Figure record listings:
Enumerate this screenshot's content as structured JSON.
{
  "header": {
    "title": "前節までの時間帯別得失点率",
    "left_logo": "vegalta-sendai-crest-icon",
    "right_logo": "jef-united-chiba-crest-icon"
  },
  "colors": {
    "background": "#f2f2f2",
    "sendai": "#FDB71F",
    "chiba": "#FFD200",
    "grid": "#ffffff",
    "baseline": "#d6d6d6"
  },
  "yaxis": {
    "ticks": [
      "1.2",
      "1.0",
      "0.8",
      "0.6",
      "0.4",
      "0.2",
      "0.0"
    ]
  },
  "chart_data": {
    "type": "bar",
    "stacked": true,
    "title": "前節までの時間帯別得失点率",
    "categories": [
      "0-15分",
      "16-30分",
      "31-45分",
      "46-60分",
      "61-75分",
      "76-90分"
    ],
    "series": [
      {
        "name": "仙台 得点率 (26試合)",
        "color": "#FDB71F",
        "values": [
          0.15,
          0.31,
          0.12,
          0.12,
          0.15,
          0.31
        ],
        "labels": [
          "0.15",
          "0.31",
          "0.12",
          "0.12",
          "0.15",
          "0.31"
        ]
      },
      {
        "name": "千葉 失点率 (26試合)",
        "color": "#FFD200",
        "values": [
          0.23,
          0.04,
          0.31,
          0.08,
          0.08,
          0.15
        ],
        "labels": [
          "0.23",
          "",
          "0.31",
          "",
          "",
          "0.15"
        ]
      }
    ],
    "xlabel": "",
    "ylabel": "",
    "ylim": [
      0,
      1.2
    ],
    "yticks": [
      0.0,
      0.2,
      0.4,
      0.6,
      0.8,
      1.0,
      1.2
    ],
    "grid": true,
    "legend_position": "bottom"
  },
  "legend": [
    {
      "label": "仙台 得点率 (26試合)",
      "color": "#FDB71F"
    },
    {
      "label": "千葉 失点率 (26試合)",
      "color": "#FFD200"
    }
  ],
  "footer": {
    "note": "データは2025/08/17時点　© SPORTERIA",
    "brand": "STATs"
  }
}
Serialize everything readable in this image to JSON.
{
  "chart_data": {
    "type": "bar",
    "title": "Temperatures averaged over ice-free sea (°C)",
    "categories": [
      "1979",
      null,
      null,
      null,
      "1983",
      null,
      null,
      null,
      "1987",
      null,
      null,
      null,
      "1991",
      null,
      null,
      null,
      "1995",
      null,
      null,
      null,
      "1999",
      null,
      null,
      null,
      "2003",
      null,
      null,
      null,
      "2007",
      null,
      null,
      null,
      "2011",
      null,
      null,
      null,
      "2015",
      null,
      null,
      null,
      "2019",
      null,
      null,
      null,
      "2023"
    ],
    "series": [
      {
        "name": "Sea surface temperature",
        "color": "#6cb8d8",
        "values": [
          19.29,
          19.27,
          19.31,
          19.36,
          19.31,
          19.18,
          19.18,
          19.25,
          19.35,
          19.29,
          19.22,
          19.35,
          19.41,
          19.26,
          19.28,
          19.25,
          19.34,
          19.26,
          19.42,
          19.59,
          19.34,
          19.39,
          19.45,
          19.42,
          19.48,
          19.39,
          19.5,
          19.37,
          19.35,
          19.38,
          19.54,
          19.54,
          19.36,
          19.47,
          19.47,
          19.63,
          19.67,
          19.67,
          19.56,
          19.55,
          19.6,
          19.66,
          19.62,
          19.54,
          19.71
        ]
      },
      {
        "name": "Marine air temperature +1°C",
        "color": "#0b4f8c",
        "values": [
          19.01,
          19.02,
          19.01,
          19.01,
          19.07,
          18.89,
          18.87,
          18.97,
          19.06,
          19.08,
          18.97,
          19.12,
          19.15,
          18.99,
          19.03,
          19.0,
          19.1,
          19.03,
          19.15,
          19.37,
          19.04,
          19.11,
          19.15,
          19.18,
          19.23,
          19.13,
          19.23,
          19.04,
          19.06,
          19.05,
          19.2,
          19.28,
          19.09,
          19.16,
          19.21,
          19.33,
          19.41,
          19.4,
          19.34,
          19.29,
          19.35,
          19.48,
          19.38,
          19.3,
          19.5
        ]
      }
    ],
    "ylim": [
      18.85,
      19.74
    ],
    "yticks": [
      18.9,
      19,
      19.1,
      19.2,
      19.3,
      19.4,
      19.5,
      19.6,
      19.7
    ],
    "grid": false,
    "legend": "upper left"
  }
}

● **THE EXERCISE**:
Please reproduce all of the entries exactly as they stand.

● **TASK SOLUTION**:
Enumerate this screenshot's content as structured JSON.
{
  "header": {
    "title": "前節までの時間帯別得失点率",
    "left_logo": "vegalta-sendai-crest-icon",
    "right_logo": "jef-united-chiba-crest-icon"
  },
  "colors": {
    "background": "#f2f2f2",
    "sendai": "#FDB71F",
    "chiba": "#FFD200",
    "grid": "#ffffff",
    "baseline": "#d6d6d6"
  },
  "yaxis": {
    "ticks": [
      "1.2",
      "1.0",
      "0.8",
      "0.6",
      "0.4",
      "0.2",
      "0.0"
    ]
  },
  "chart_data": {
    "type": "bar",
    "stacked": true,
    "title": "前節までの時間帯別得失点率",
    "categories": [
      "0-15分",
      "16-30分",
      "31-45分",
      "46-60分",
      "61-75分",
      "76-90分"
    ],
    "series": [
      {
        "name": "仙台 得点率 (26試合)",
        "color": "#FDB71F",
        "values": [
          0.15,
          0.31,
          0.12,
          0.12,
          0.15,
          0.31
        ],
        "labels": [
          "0.15",
          "0.31",
          "0.12",
          "0.12",
          "0.15",
          "0.31"
        ]
      },
      {
        "name": "千葉 失点率 (26試合)",
        "color": "#FFD200",
        "values": [
          0.23,
          0.04,
          0.31,
          0.08,
          0.08,
          0.15
        ],
        "labels": [
          "0.23",
          "",
          "0.31",
          "",
          "",
          "0.15"
        ]
      }
    ],
    "xlabel": "",
    "ylabel": "",
    "ylim": [
      0,
      1.2
    ],
    "yticks": [
      0.0,
      0.2,
      0.4,
      0.6,
      0.8,
      1.0,
      1.2
    ],
    "grid": true,
    "legend_position": "bottom"
  },
  "legend": [
    {
      "label": "仙台 得点率 (26試合)",
      "color": "#FDB71F"
    },
    {
      "label": "千葉 失点率 (26試合)",
      "color": "#FFD200"
    }
  ],
  "footer": {
    "note": "データは2025/08/17時点　© SPORTERIA",
    "brand": "STATs"
  }
}
Serialize everything readable in this image to JSON.
{
  "chart_data": {
    "type": "bar",
    "title": "Temperatures averaged over ice-free sea (°C)",
    "categories": [
      "1979",
      null,
      null,
      null,
      "1983",
      null,
      null,
      null,
      "1987",
      null,
      null,
      null,
      "1991",
      null,
      null,
      null,
      "1995",
      null,
      null,
      null,
      "1999",
      null,
      null,
      null,
      "2003",
      null,
      null,
      null,
      "2007",
      null,
      null,
      null,
      "2011",
      null,
      null,
      null,
      "2015",
      null,
      null,
      null,
      "2019",
      null,
      null,
      null,
      "2023"
    ],
    "series": [
      {
        "name": "Sea surface temperature",
        "color": "#6cb8d8",
        "values": [
          19.29,
          19.27,
          19.31,
          19.36,
          19.31,
          19.18,
          19.18,
          19.25,
          19.35,
          19.29,
          19.22,
          19.35,
          19.41,
          19.26,
          19.28,
          19.25,
          19.34,
          19.26,
          19.42,
          19.59,
          19.34,
          19.39,
          19.45,
          19.42,
          19.48,
          19.39,
          19.5,
          19.37,
          19.35,
          19.38,
          19.54,
          19.54,
          19.36,
          19.47,
          19.47,
          19.63,
          19.67,
          19.67,
          19.56,
          19.55,
          19.6,
          19.66,
          19.62,
          19.54,
          19.71
        ]
      },
      {
        "name": "Marine air temperature +1°C",
        "color": "#0b4f8c",
        "values": [
          19.01,
          19.02,
          19.01,
          19.01,
          19.07,
          18.89,
          18.87,
          18.97,
          19.06,
          19.08,
          18.97,
          19.12,
          19.15,
          18.99,
          19.03,
          19.0,
          19.1,
          19.03,
          19.15,
          19.37,
          19.04,
          19.11,
          19.15,
          19.18,
          19.23,
          19.13,
          19.23,
          19.04,
          19.06,
          19.05,
          19.2,
          19.28,
          19.09,
          19.16,
          19.21,
          19.33,
          19.41,
          19.4,
          19.34,
          19.29,
          19.35,
          19.48,
          19.38,
          19.3,
          19.5
        ]
      }
    ],
    "ylim": [
      18.85,
      19.74
    ],
    "yticks": [
      18.9,
      19,
      19.1,
      19.2,
      19.3,
      19.4,
      19.5,
      19.6,
      19.7
    ],
    "grid": false,
    "legend": "upper left"
  }
}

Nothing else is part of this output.